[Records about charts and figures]
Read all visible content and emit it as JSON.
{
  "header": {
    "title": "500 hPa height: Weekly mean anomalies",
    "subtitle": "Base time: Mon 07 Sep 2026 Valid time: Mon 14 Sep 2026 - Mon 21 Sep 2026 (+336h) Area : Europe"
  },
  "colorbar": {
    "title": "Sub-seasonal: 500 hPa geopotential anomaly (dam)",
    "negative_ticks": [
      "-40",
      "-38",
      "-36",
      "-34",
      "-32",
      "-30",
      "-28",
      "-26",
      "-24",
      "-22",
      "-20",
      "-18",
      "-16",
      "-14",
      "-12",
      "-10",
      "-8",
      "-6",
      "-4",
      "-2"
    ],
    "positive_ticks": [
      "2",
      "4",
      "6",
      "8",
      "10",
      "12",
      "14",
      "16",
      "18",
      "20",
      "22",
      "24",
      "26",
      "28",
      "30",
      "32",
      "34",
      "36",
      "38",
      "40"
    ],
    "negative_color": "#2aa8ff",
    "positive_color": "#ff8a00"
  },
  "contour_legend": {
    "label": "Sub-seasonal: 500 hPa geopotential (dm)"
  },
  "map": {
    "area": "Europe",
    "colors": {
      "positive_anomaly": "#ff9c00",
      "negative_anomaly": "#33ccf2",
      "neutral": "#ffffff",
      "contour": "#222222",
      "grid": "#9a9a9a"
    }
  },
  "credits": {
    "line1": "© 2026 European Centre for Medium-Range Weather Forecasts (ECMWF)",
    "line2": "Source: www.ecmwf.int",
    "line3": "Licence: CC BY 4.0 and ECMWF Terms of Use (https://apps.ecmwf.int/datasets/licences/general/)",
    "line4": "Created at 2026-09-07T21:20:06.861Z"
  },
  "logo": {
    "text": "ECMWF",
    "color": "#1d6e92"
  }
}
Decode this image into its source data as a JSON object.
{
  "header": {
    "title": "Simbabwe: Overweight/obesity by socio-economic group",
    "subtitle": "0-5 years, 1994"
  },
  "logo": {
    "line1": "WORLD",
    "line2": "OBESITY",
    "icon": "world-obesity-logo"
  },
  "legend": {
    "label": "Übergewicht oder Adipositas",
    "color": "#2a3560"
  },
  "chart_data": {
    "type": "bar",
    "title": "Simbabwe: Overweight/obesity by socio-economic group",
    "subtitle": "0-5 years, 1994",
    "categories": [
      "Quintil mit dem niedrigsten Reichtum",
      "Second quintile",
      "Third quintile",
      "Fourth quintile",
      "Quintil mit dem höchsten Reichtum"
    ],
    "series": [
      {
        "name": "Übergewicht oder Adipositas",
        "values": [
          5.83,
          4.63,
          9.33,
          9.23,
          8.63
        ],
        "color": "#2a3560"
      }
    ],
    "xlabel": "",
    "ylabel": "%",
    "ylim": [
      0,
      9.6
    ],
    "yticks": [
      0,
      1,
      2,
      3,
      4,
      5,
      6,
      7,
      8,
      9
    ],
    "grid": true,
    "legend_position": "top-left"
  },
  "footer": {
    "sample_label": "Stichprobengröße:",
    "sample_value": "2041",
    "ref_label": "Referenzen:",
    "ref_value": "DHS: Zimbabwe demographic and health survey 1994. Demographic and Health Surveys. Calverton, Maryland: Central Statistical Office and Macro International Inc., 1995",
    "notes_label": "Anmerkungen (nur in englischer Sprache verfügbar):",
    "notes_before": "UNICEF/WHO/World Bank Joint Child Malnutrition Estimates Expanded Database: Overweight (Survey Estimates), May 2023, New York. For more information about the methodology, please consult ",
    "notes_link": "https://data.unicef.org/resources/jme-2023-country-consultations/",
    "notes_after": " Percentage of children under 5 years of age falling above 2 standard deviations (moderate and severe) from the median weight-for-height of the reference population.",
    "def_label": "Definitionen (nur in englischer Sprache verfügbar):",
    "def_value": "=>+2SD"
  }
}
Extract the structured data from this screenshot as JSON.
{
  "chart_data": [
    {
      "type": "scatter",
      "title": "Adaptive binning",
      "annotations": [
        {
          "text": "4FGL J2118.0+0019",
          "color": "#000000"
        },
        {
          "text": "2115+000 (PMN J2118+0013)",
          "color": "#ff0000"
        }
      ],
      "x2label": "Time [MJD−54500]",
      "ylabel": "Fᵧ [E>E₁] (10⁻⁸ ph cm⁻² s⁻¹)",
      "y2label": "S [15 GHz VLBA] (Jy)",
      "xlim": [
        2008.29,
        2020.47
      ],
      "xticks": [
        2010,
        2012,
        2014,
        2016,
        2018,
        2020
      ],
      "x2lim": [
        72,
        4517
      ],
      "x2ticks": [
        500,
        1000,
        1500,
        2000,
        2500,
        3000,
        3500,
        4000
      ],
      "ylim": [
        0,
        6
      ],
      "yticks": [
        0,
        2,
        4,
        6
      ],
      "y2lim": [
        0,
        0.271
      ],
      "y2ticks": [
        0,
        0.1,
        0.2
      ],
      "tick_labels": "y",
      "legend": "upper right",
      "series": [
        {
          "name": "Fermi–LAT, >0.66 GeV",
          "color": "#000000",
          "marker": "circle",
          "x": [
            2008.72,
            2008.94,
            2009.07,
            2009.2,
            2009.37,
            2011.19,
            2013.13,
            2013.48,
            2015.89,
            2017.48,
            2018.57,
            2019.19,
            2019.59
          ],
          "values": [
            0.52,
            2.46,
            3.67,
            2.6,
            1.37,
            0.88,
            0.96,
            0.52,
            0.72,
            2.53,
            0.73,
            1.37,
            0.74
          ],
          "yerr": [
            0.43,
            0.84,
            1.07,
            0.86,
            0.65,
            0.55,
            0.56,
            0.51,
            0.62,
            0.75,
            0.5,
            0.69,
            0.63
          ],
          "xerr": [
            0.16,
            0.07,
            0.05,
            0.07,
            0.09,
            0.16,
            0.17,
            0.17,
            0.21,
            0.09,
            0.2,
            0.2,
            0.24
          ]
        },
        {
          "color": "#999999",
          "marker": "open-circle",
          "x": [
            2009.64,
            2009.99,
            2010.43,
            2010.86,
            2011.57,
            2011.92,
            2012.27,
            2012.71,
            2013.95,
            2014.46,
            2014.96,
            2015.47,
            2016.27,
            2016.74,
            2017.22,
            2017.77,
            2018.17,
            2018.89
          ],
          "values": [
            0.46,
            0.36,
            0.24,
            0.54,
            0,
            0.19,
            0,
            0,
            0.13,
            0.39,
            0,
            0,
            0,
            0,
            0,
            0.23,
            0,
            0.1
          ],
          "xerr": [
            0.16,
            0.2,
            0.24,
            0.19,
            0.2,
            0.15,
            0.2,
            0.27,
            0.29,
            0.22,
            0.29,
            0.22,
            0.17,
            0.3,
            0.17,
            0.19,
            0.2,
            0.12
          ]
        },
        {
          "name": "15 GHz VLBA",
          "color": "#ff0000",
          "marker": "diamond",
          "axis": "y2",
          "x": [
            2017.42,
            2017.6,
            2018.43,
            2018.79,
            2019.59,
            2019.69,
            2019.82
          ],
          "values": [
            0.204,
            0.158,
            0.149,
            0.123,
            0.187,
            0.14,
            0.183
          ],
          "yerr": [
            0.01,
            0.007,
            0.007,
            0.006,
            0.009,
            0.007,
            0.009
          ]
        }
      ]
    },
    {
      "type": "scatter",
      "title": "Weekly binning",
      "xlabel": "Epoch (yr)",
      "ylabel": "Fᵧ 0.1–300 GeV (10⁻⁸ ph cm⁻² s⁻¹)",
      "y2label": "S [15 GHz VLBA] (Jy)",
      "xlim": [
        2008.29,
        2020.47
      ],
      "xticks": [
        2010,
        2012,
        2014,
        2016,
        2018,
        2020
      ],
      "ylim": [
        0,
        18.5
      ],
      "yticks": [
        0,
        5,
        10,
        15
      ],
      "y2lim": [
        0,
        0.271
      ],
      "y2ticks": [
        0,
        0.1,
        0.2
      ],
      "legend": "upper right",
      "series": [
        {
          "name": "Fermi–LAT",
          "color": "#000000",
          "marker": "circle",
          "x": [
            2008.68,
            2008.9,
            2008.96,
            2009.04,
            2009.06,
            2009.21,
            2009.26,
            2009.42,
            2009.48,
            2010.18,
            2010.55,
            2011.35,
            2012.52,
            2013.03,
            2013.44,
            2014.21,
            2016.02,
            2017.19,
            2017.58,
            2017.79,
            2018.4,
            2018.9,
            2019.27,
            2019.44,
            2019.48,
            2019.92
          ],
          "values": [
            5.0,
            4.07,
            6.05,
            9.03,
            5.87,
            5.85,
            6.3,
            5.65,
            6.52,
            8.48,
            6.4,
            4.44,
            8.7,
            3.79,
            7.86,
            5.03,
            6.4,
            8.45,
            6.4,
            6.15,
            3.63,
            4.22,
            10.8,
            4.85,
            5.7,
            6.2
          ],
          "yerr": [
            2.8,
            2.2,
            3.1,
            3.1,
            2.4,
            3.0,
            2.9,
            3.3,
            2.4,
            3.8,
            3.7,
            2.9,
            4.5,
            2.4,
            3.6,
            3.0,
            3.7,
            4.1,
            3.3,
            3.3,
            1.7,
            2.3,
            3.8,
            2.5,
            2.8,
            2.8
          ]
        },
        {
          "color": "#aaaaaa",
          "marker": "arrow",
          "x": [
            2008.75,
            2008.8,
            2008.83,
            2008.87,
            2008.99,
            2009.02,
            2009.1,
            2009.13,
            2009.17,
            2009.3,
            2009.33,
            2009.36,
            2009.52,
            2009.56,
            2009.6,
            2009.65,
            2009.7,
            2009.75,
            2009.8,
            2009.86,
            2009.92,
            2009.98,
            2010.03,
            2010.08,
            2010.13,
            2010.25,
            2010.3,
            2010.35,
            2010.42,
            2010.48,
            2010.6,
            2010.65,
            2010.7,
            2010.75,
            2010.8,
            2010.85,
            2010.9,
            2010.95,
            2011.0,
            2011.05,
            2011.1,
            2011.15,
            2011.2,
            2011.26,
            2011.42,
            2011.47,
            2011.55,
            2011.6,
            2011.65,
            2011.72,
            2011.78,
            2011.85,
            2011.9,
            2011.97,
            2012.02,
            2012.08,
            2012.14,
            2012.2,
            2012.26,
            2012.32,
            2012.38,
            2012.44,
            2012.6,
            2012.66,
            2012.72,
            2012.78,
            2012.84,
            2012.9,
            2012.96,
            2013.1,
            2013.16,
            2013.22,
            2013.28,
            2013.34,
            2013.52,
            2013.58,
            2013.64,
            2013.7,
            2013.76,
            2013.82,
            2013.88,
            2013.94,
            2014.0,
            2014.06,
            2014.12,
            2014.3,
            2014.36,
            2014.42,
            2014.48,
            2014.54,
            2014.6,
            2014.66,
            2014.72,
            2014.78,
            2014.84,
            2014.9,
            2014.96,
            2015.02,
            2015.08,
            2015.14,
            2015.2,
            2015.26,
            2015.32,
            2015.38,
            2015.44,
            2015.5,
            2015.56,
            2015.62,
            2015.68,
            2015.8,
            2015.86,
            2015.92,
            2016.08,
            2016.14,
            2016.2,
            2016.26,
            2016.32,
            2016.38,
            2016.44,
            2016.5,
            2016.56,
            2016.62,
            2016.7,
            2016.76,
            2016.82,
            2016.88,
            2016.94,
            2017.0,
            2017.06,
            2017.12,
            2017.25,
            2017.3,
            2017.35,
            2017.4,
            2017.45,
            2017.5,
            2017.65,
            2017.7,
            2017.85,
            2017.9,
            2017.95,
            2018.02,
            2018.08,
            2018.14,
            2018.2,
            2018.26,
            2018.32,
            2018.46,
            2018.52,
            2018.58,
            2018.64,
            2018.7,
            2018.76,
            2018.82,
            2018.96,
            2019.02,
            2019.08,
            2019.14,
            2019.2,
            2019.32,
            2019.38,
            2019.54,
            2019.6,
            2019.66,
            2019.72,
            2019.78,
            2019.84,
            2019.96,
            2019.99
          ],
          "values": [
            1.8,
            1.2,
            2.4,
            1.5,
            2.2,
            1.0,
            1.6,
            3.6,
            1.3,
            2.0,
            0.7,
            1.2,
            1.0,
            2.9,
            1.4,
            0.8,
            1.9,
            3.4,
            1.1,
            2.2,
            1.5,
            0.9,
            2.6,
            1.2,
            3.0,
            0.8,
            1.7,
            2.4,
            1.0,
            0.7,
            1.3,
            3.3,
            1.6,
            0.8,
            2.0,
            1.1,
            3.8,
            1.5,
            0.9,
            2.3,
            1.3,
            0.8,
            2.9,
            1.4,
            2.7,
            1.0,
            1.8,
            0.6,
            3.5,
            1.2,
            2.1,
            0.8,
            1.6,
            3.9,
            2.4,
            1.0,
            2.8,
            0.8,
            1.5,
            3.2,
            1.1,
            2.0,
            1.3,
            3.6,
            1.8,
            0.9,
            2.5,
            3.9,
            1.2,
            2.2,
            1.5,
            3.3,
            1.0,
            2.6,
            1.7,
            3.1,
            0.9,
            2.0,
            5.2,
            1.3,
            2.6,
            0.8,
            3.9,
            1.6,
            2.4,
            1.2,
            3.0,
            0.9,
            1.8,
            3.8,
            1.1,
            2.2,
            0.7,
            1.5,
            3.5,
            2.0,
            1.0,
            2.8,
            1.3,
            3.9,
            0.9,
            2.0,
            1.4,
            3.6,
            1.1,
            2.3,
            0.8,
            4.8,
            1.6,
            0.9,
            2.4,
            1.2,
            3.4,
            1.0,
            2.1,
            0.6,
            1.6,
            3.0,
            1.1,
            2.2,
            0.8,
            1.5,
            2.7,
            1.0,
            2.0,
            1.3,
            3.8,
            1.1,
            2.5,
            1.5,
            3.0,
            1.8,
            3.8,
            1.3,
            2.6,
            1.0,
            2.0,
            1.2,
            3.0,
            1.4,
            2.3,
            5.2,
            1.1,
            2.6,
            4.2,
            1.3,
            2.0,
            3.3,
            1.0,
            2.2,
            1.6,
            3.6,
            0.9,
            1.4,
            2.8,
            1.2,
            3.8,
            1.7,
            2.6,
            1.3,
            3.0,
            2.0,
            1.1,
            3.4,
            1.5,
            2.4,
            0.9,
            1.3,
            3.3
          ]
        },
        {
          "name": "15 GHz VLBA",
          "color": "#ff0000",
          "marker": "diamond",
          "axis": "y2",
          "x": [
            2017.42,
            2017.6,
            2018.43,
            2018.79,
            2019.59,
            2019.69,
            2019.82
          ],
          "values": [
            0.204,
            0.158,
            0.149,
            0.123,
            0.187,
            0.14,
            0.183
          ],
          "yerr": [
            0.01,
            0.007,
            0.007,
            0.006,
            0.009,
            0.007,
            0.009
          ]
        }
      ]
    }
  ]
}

**GIVEN TASK**. Pull out all lines from the entries above in which the word "JSON" appears.

**TASK SOLUTION**.
Read all visible content and emit it as JSON.
Decode this image into its source data as a JSON object.
Extract the structured data from this screenshot as JSON.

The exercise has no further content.